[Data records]
┄┄┄┄┄┄
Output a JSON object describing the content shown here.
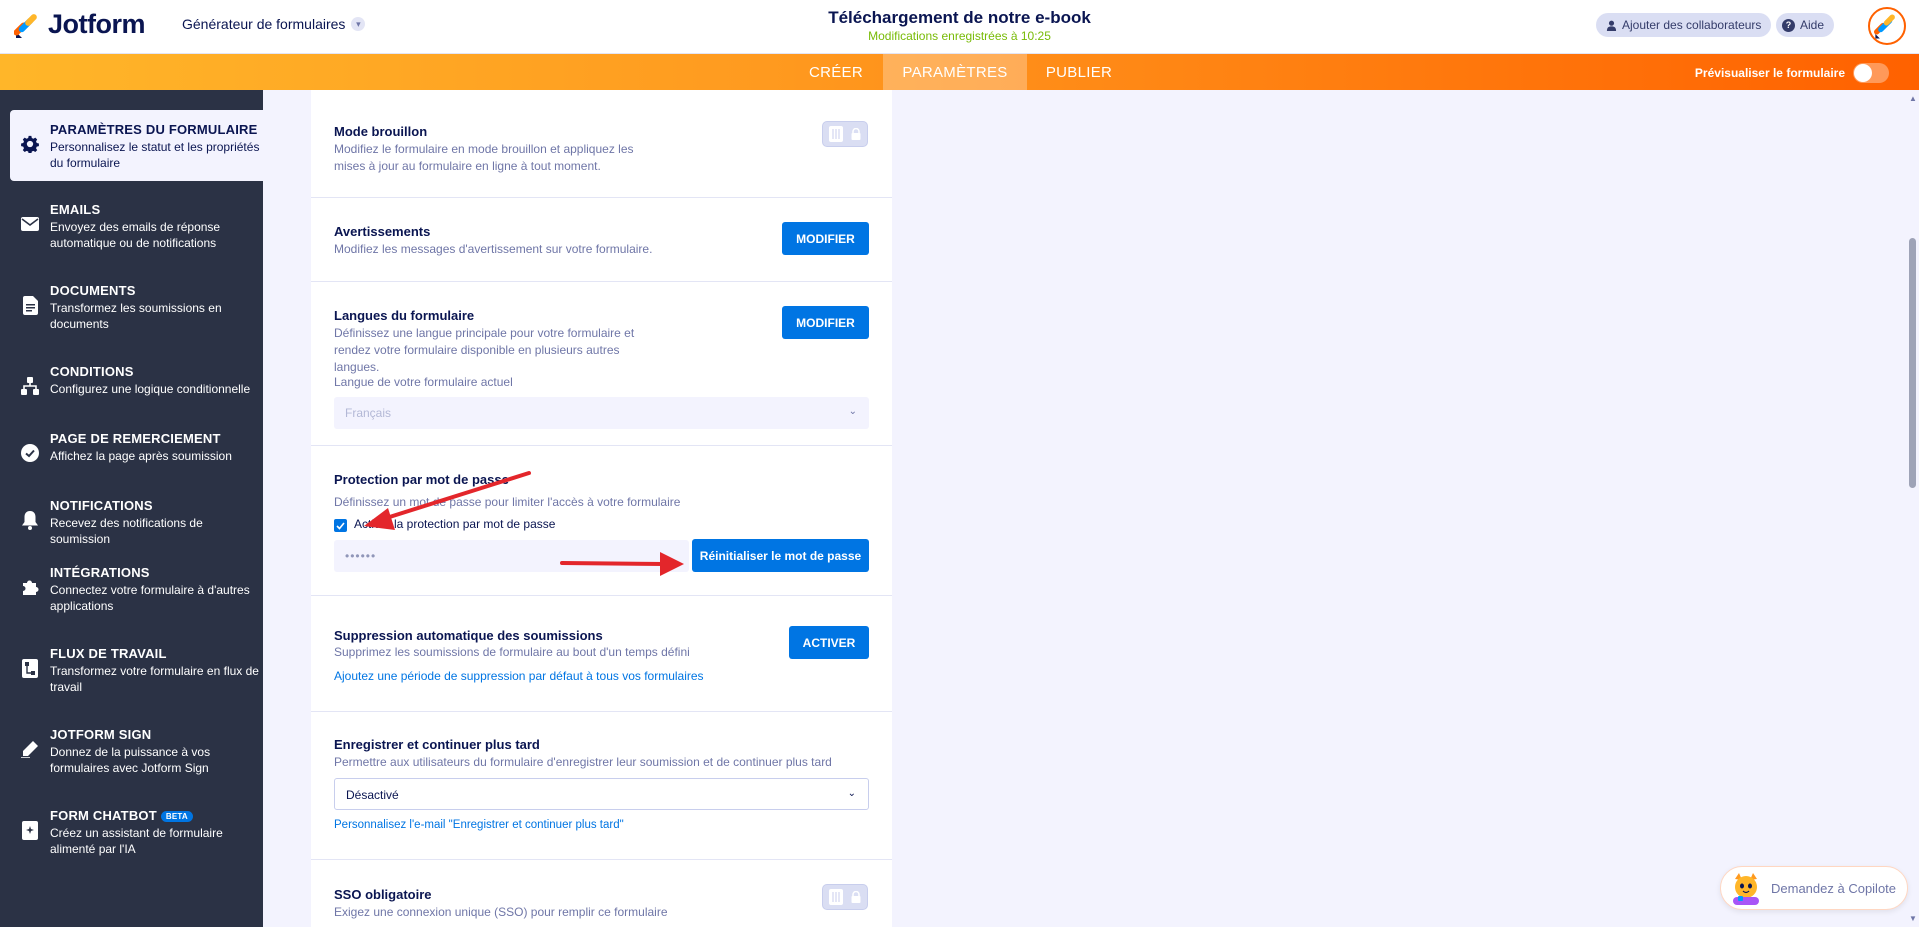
{
  "header": {
    "logo_text": "Jotform",
    "builder_label": "Générateur de formulaires",
    "form_title": "Téléchargement de notre e-book",
    "saved_status": "Modifications enregistrées à 10:25",
    "collaborators_label": "Ajouter des collaborateurs",
    "help_label": "Aide"
  },
  "nav": {
    "tabs": [
      {
        "label": "CRÉER",
        "active": false
      },
      {
        "label": "PARAMÈTRES",
        "active": true
      },
      {
        "label": "PUBLIER",
        "active": false
      }
    ],
    "preview_label": "Prévisualiser le formulaire"
  },
  "sidebar": {
    "items": [
      {
        "title": "PARAMÈTRES DU FORMULAIRE",
        "desc": "Personnalisez le statut et les propriétés du formulaire",
        "icon": "gear-icon",
        "active": true
      },
      {
        "title": "EMAILS",
        "desc": "Envoyez des emails de réponse automatique ou de notifications",
        "icon": "envelope-icon"
      },
      {
        "title": "DOCUMENTS",
        "desc": "Transformez les soumissions en documents",
        "icon": "document-icon"
      },
      {
        "title": "CONDITIONS",
        "desc": "Configurez une logique conditionnelle",
        "icon": "hierarchy-icon"
      },
      {
        "title": "PAGE DE REMERCIEMENT",
        "desc": "Affichez la page après soumission",
        "icon": "check-circle-icon"
      },
      {
        "title": "NOTIFICATIONS",
        "desc": "Recevez des notifications de soumission",
        "icon": "bell-icon"
      },
      {
        "title": "INTÉGRATIONS",
        "desc": "Connectez votre formulaire à d'autres applications",
        "icon": "puzzle-icon"
      },
      {
        "title": "FLUX DE TRAVAIL",
        "desc": "Transformez votre formulaire en flux de travail",
        "icon": "workflow-icon"
      },
      {
        "title": "JOTFORM SIGN",
        "desc": "Donnez de la puissance à vos formulaires avec Jotform Sign",
        "icon": "pen-icon"
      },
      {
        "title": "FORM CHATBOT",
        "desc": "Créez un assistant de formulaire alimenté par l'IA",
        "icon": "chatbot-icon",
        "badge": "BETA"
      }
    ]
  },
  "settings": {
    "draft": {
      "title": "Mode brouillon",
      "desc": "Modifiez le formulaire en mode brouillon et appliquez les mises à jour au formulaire en ligne à tout moment."
    },
    "warnings": {
      "title": "Avertissements",
      "desc": "Modifiez les messages d'avertissement sur votre formulaire.",
      "button": "MODIFIER"
    },
    "languages": {
      "title": "Langues du formulaire",
      "desc": "Définissez une langue principale pour votre formulaire et rendez votre formulaire disponible en plusieurs autres langues.",
      "button": "MODIFIER",
      "field_label": "Langue de votre formulaire actuel",
      "field_value": "Français"
    },
    "password": {
      "title": "Protection par mot de passe",
      "desc": "Définissez un mot de passe pour limiter l'accès à votre formulaire",
      "checkbox_label": "Activer la protection par mot de passe",
      "checked": true,
      "password_mask": "••••••",
      "button": "Réinitialiser le mot de passe"
    },
    "auto_delete": {
      "title": "Suppression automatique des soumissions",
      "desc": "Supprimez les soumissions de formulaire au bout d'un temps défini",
      "button": "ACTIVER",
      "link": "Ajoutez une période de suppression par défaut à tous vos formulaires"
    },
    "save_continue": {
      "title": "Enregistrer et continuer plus tard",
      "desc": "Permettre aux utilisateurs du formulaire d'enregistrer leur soumission et de continuer plus tard",
      "select_value": "Désactivé",
      "link": "Personnalisez l'e-mail \"Enregistrer et continuer plus tard\""
    },
    "sso": {
      "title": "SSO obligatoire",
      "desc": "Exigez une connexion unique (SSO) pour remplir ce formulaire"
    }
  },
  "copilot": {
    "label": "Demandez à Copilote"
  },
  "colors": {
    "accent": "#0075e3",
    "orange": "#ff6100",
    "sidebar_bg": "#2b3245",
    "annotation_red": "#e3262b"
  }
}
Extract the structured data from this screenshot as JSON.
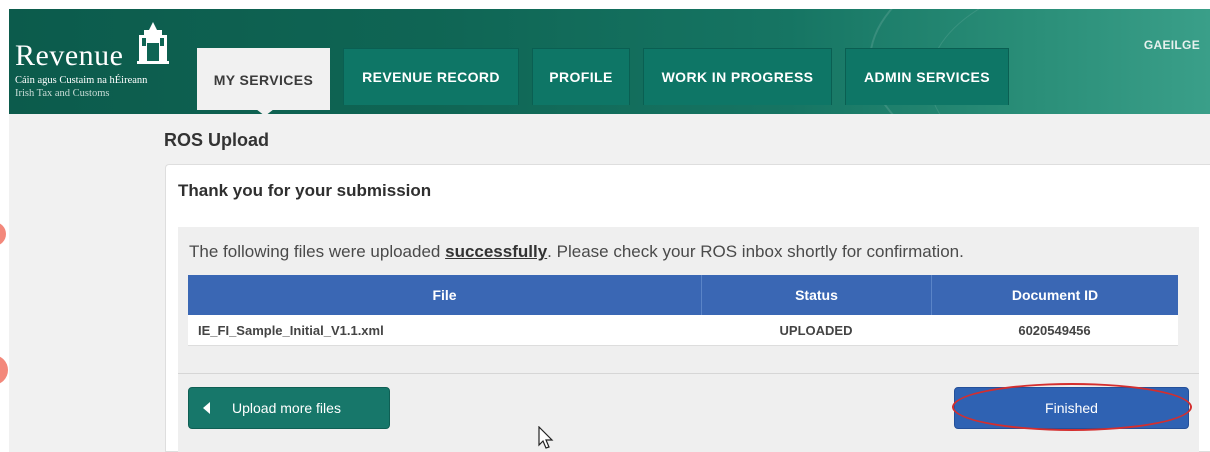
{
  "header": {
    "brand": "Revenue",
    "subtitle_irish": "Cáin agus Custaim na hÉireann",
    "subtitle_english": "Irish Tax and Customs",
    "language_link": "GAEILGE",
    "tabs": [
      {
        "label": "MY SERVICES",
        "active": true
      },
      {
        "label": "REVENUE RECORD",
        "active": false
      },
      {
        "label": "PROFILE",
        "active": false
      },
      {
        "label": "WORK IN PROGRESS",
        "active": false
      },
      {
        "label": "ADMIN SERVICES",
        "active": false
      }
    ]
  },
  "page": {
    "title": "ROS Upload",
    "panel_title": "Thank you for your submission",
    "message_before": "The following files were uploaded ",
    "message_emphasis": "successfully",
    "message_after": ". Please check your ROS inbox shortly for confirmation."
  },
  "table": {
    "columns": [
      "File",
      "Status",
      "Document ID"
    ],
    "rows": [
      {
        "file": "IE_FI_Sample_Initial_V1.1.xml",
        "status": "UPLOADED",
        "document_id": "6020549456"
      }
    ]
  },
  "actions": {
    "upload_more_label": "Upload more files",
    "finished_label": "Finished"
  },
  "colors": {
    "header_green": "#0f6554",
    "tab_green": "#0e7666",
    "table_header_blue": "#3a67b4",
    "finish_button_blue": "#2f62b3",
    "back_button_teal": "#17776a",
    "highlight_red": "#d42e2e"
  }
}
┄┄┄┄┄┄
Look for "SERVICES" and pull out every line that has it.

        "label": "MY SERVICES",
        "label": "ADMIN SERVICES",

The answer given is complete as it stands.